PROVIDED TEXT:
****************************************

5. Only when they match does it dispense short-lived temporary credentials that auto-expire after that one job.

Borrowing GitHub's official wording, the OIDC token is exchanged for a "short-lived access token that is only valid for a single job, and then automatically expires."

The key doesn't exist. The secret to store disappears, and on top of that the cloud side actively verifies "which run it came from." This is the core of keyless CI/CD.

0.3 Legacy vs. OIDC: decision table

"No rotation needed" looks plain but is enormous. The most common accident in long-lived-key operation is the same key staying alive for years because rotation was forgotten. OIDC erases that operational debt itself (YAGNI: don't hold a mechanism you don't need in the first place).

1. The starting point of everything: the id-token: write permission

For both AWS and GCP, the first step on the workflow side is common. Permit GitHub to issue an OIDC token. Make this explicit in the permissions block.

permissions:
  id-token: write   # GitHub の OIDC プロバイダに JWT を発行させる（必須）
  contents: read    # actions/checkout がリポジトリを読むため

The official explanation is this. id-token: write "allows GitHub's OIDC provider to create a JSON Web Token for every run." But as a caution, this permission itself has no power to change cloud resources. It's strictly a permission of "you may create a token," and what can actually be done is decided by the cloud side's role/policy.

****************************************

Items from a data source:
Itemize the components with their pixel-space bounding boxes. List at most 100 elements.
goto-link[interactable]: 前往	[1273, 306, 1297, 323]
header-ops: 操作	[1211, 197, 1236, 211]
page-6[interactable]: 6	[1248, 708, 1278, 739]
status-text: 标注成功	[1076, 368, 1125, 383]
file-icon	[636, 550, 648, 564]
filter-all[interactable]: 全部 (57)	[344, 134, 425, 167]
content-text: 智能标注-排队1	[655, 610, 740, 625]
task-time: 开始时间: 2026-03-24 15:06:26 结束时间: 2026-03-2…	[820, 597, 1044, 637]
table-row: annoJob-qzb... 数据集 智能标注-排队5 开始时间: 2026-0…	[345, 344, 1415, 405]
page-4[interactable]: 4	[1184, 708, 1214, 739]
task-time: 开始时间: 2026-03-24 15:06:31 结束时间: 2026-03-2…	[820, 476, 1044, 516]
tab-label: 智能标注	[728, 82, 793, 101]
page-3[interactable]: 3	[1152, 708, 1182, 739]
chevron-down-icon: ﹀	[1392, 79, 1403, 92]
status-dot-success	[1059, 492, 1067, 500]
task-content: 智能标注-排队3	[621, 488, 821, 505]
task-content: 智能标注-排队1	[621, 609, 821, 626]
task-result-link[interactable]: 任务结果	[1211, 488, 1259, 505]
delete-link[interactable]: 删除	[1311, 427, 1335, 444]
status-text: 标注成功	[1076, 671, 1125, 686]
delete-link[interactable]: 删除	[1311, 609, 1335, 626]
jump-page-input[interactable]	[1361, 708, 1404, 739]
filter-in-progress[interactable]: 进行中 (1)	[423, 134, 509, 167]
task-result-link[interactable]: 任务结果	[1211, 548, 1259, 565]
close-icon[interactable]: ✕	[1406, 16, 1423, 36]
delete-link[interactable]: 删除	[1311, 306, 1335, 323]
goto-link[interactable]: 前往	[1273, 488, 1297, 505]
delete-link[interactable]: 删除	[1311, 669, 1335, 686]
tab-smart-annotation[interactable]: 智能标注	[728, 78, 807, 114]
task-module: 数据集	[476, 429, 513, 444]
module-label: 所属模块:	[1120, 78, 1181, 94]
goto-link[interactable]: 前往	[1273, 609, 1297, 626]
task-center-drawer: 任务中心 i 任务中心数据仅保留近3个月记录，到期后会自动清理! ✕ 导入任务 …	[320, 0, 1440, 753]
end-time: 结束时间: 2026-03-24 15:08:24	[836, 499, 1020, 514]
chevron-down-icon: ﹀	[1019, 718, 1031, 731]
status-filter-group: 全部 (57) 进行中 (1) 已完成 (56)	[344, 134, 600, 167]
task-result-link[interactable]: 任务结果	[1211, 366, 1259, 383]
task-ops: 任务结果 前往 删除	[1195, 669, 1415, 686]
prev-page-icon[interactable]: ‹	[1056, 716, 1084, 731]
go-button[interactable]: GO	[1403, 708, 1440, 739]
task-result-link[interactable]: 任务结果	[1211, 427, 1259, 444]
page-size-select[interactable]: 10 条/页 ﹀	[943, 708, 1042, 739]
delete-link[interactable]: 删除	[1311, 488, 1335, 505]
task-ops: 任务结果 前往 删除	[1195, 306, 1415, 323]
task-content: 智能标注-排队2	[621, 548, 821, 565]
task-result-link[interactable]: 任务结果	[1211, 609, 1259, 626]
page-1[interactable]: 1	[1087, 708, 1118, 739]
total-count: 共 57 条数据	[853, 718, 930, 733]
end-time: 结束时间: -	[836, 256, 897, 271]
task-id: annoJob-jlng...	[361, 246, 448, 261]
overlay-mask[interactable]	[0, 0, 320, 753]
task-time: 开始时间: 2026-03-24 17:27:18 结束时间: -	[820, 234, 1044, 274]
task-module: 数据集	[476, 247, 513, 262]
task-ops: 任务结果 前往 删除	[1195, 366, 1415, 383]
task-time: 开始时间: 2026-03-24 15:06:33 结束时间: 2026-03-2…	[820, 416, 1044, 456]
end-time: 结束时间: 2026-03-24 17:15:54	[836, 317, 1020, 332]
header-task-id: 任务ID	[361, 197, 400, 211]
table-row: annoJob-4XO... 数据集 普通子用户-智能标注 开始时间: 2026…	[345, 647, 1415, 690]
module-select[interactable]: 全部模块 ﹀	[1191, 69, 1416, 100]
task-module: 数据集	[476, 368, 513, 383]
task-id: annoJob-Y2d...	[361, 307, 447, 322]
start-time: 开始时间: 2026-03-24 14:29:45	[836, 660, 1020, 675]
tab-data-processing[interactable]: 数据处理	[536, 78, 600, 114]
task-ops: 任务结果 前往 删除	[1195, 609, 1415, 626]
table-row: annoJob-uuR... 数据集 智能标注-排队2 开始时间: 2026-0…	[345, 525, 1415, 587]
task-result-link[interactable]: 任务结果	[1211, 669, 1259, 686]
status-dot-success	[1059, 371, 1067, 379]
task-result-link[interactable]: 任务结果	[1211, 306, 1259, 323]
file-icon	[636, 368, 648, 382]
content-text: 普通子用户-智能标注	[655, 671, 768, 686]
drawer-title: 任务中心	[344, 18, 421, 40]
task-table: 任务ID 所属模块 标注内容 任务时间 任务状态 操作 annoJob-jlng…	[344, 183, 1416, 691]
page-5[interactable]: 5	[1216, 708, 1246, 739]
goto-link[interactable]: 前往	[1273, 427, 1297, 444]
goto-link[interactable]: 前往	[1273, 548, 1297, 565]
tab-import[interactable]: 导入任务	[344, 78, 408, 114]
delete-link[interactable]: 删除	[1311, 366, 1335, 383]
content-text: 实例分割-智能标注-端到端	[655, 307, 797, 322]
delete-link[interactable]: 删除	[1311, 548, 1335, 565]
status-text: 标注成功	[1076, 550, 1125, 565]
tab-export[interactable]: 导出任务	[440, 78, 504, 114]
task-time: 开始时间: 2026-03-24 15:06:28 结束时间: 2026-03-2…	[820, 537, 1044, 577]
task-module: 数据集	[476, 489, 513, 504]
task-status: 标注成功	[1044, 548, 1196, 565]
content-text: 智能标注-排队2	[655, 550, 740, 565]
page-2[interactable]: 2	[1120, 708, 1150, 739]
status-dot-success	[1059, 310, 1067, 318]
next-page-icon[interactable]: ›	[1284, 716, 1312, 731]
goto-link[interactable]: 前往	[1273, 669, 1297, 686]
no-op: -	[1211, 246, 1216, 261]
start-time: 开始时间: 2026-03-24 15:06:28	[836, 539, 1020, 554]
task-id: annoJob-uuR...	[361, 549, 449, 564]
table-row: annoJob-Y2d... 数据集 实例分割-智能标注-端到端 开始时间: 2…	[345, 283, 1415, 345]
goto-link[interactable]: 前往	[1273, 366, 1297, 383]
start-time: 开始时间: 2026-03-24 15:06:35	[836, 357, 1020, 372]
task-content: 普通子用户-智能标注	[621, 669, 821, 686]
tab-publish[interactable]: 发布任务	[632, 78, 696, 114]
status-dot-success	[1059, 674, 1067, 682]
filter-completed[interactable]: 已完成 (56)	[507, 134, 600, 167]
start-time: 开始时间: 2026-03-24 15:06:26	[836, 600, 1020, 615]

****************************************

PROBLEMS TO SOLVE:
**a)** Based on the text about keyless CI/CD with OIDC, state whether each statement agrees with it. Answer yes or no for each, and quote the deciding words. (i) The id-token: write permission by itself can change cloud resources. (ii) On the workflow side, the first step is the same for AWS and GCP. (iii) With long-lived keys, the most common accident is a key staying alive for years because rotation was forgotten.
**b)** Reproduce the text about keyless CI/CD with OIDC word for word, from "5. Only when" to "of keyless CI/CD.".
**c)** Continue the text about keyless CI/CD with OIDC from where it stops.

RESPONSE LIST:
**a)**
(i) No: "this permission itself has no power to change cloud resources."
(ii) Yes: "For both AWS and GCP, the first step on the workflow side is common."
(iii) Yes: "The most common accident in long-lived-key operation is the same key staying alive for years because rotation was forgotten."

**b)**
5. Only when they match does it dispense short-lived temporary credentials that auto-expire after that one job.

Borrowing GitHub's official wording, the OIDC token is exchanged for a "short-lived access token that is only valid for a single job, and then automatically expires."

The key doesn't exist. The secret to store disappears, and on top of that the cloud side actively verifies "which run it came from." This is the core of keyless CI/CD.

**c)**
The starting point of least privilege: permissions can be declared per job too. Attach id-token: write only to the deploy job that needs token issuance, and not to test-only jobs — this alone narrows the attack surface (SRP: split responsibility and permissions per job). It's robust to make the repo-wide default permissions: {} (deny-all) and add in the jobs that need it.

1.1 The shape of the sub claim — the lead actor that decides the trust scope

The most important claim carved into the OIDC token is sub (subject). The format GitHub officially shows changes by context.

• Branch: repo:octo-org/octo-repo:ref:refs/heads/main
• environment: repo:octo-org/octo-repo:environment:prod
• Pull request: repo:OWNER/REPO:pull_request
• Tag: repo:OWNER/REPO:ref:refs/tags/v1.0.0

The other main claims contained in the token (official) are as follows.

The cloud side's trust settings match against these claims. Especially correctly narrowing the two — sub and aud — is almost everything about the safety of a keyless configuration. From the next chapter, let me look concretely at AWS and GCP each.

2. AWS: IAM OIDC provider + role trust policy

Going keyless on the AWS side is established with two settings.

1. Create an IAM OIDC identity provider (register GitHub with AWS as the origin of trust).
2. Create an IAM role, and in its trust policy condition "OIDC tokens from which repo/branch/environment may AssumeRole."

2.1 The IAM OIDC provider

Register GitHub as a trusted ID provider of AWS. The settings the official docs show are as follows.

• Provider URL: https://token.actions.githubusercontent.com
• Audience: sts.amazonaws.com (when using the official action aws-actions/configure-aws-credentials)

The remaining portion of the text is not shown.